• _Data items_
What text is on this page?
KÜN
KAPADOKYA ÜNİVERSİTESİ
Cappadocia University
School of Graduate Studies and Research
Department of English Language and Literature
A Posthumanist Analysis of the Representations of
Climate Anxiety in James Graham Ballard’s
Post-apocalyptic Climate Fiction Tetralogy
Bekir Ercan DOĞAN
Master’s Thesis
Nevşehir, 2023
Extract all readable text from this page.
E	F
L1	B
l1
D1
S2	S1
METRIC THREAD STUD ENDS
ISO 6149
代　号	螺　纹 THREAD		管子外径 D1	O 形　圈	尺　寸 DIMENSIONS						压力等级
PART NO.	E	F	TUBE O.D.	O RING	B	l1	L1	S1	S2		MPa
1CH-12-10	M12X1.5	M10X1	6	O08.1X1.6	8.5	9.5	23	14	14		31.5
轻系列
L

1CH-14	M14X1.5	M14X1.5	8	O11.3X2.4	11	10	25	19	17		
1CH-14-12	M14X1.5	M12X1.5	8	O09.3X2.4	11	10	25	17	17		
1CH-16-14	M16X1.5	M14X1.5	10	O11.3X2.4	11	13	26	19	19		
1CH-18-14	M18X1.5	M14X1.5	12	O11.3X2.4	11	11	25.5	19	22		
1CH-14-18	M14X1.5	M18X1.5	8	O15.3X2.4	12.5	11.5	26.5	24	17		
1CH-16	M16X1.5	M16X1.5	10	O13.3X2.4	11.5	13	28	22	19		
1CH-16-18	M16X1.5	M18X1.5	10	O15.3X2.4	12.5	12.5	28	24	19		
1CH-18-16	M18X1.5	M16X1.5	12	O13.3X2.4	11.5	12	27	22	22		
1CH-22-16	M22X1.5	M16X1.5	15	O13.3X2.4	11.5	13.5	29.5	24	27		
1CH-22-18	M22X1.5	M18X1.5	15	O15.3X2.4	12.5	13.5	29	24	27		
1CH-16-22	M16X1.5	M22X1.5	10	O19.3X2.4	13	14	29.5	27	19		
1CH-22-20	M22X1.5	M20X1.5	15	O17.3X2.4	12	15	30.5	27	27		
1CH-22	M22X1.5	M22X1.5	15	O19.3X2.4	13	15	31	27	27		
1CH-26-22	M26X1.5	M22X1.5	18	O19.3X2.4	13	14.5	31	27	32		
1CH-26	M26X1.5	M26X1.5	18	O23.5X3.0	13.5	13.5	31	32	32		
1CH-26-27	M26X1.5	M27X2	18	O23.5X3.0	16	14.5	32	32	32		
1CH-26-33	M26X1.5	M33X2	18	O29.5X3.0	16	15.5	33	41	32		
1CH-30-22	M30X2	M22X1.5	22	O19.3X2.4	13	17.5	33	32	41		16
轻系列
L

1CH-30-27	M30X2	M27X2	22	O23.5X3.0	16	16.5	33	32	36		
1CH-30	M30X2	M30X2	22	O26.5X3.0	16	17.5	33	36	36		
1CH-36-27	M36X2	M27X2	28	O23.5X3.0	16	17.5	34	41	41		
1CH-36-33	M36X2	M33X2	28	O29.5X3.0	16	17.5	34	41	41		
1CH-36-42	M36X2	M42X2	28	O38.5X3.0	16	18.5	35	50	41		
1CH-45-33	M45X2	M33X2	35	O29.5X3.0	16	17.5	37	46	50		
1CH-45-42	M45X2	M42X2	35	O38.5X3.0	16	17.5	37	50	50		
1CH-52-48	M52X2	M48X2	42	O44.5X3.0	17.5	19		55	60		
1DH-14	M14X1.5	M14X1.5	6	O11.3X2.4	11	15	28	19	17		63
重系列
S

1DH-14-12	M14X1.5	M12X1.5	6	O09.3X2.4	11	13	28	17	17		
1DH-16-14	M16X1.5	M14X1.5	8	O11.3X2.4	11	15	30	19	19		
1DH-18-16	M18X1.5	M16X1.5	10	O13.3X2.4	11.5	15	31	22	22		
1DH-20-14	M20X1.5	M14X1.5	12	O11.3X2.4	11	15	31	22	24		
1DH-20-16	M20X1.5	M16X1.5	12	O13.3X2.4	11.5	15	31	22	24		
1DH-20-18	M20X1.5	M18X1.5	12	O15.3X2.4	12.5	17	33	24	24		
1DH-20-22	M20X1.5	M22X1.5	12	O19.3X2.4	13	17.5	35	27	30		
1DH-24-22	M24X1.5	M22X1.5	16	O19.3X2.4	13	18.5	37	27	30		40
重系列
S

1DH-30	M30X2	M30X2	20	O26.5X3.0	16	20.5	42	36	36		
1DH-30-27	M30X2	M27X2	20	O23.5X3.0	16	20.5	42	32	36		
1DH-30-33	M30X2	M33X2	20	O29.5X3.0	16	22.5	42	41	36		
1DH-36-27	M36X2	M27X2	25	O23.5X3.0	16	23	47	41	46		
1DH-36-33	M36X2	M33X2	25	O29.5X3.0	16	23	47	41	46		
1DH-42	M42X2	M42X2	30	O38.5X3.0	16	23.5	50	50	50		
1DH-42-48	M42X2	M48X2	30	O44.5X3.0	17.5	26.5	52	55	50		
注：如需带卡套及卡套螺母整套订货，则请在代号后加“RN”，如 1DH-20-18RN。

• _WHAT YOU HAVE TO DO_
Send back each record exactly as it stands.

• _REPLY_
What text is on this page?
KÜN
KAPADOKYA ÜNİVERSİTESİ
Cappadocia University
School of Graduate Studies and Research
Department of English Language and Literature
A Posthumanist Analysis of the Representations of
Climate Anxiety in James Graham Ballard’s
Post-apocalyptic Climate Fiction Tetralogy
Bekir Ercan DOĞAN
Master’s Thesis
Nevşehir, 2023
Extract all readable text from this page.
E	F
L1	B
l1
D1
S2	S1
METRIC THREAD STUD ENDS
ISO 6149
代　号	螺　纹 THREAD		管子外径 D1	O 形　圈	尺　寸 DIMENSIONS						压力等级
PART NO.	E	F	TUBE O.D.	O RING	B	l1	L1	S1	S2		MPa
1CH-12-10	M12X1.5	M10X1	6	O08.1X1.6	8.5	9.5	23	14	14		31.5
轻系列
L

1CH-14	M14X1.5	M14X1.5	8	O11.3X2.4	11	10	25	19	17		
1CH-14-12	M14X1.5	M12X1.5	8	O09.3X2.4	11	10	25	17	17		
1CH-16-14	M16X1.5	M14X1.5	10	O11.3X2.4	11	13	26	19	19		
1CH-18-14	M18X1.5	M14X1.5	12	O11.3X2.4	11	11	25.5	19	22		
1CH-14-18	M14X1.5	M18X1.5	8	O15.3X2.4	12.5	11.5	26.5	24	17		
1CH-16	M16X1.5	M16X1.5	10	O13.3X2.4	11.5	13	28	22	19		
1CH-16-18	M16X1.5	M18X1.5	10	O15.3X2.4	12.5	12.5	28	24	19		
1CH-18-16	M18X1.5	M16X1.5	12	O13.3X2.4	11.5	12	27	22	22		
1CH-22-16	M22X1.5	M16X1.5	15	O13.3X2.4	11.5	13.5	29.5	24	27		
1CH-22-18	M22X1.5	M18X1.5	15	O15.3X2.4	12.5	13.5	29	24	27		
1CH-16-22	M16X1.5	M22X1.5	10	O19.3X2.4	13	14	29.5	27	19		
1CH-22-20	M22X1.5	M20X1.5	15	O17.3X2.4	12	15	30.5	27	27		
1CH-22	M22X1.5	M22X1.5	15	O19.3X2.4	13	15	31	27	27		
1CH-26-22	M26X1.5	M22X1.5	18	O19.3X2.4	13	14.5	31	27	32		
1CH-26	M26X1.5	M26X1.5	18	O23.5X3.0	13.5	13.5	31	32	32		
1CH-26-27	M26X1.5	M27X2	18	O23.5X3.0	16	14.5	32	32	32		
1CH-26-33	M26X1.5	M33X2	18	O29.5X3.0	16	15.5	33	41	32		
1CH-30-22	M30X2	M22X1.5	22	O19.3X2.4	13	17.5	33	32	41		16
轻系列
L

1CH-30-27	M30X2	M27X2	22	O23.5X3.0	16	16.5	33	32	36		
1CH-30	M30X2	M30X2	22	O26.5X3.0	16	17.5	33	36	36		
1CH-36-27	M36X2	M27X2	28	O23.5X3.0	16	17.5	34	41	41		
1CH-36-33	M36X2	M33X2	28	O29.5X3.0	16	17.5	34	41	41		
1CH-36-42	M36X2	M42X2	28	O38.5X3.0	16	18.5	35	50	41		
1CH-45-33	M45X2	M33X2	35	O29.5X3.0	16	17.5	37	46	50		
1CH-45-42	M45X2	M42X2	35	O38.5X3.0	16	17.5	37	50	50		
1CH-52-48	M52X2	M48X2	42	O44.5X3.0	17.5	19		55	60		
1DH-14	M14X1.5	M14X1.5	6	O11.3X2.4	11	15	28	19	17		63
重系列
S

1DH-14-12	M14X1.5	M12X1.5	6	O09.3X2.4	11	13	28	17	17		
1DH-16-14	M16X1.5	M14X1.5	8	O11.3X2.4	11	15	30	19	19		
1DH-18-16	M18X1.5	M16X1.5	10	O13.3X2.4	11.5	15	31	22	22		
1DH-20-14	M20X1.5	M14X1.5	12	O11.3X2.4	11	15	31	22	24		
1DH-20-16	M20X1.5	M16X1.5	12	O13.3X2.4	11.5	15	31	22	24		
1DH-20-18	M20X1.5	M18X1.5	12	O15.3X2.4	12.5	17	33	24	24		
1DH-20-22	M20X1.5	M22X1.5	12	O19.3X2.4	13	17.5	35	27	30		
1DH-24-22	M24X1.5	M22X1.5	16	O19.3X2.4	13	18.5	37	27	30		40
重系列
S

1DH-30	M30X2	M30X2	20	O26.5X3.0	16	20.5	42	36	36		
1DH-30-27	M30X2	M27X2	20	O23.5X3.0	16	20.5	42	32	36		
1DH-30-33	M30X2	M33X2	20	O29.5X3.0	16	22.5	42	41	36		
1DH-36-27	M36X2	M27X2	25	O23.5X3.0	16	23	47	41	46		
1DH-36-33	M36X2	M33X2	25	O29.5X3.0	16	23	47	41	46		
1DH-42	M42X2	M42X2	30	O38.5X3.0	16	23.5	50	50	50		
1DH-42-48	M42X2	M48X2	30	O44.5X3.0	17.5	26.5	52	55	50		
注：如需带卡套及卡套螺母整套订货，则请在代号后加“RN”，如 1DH-20-18RN。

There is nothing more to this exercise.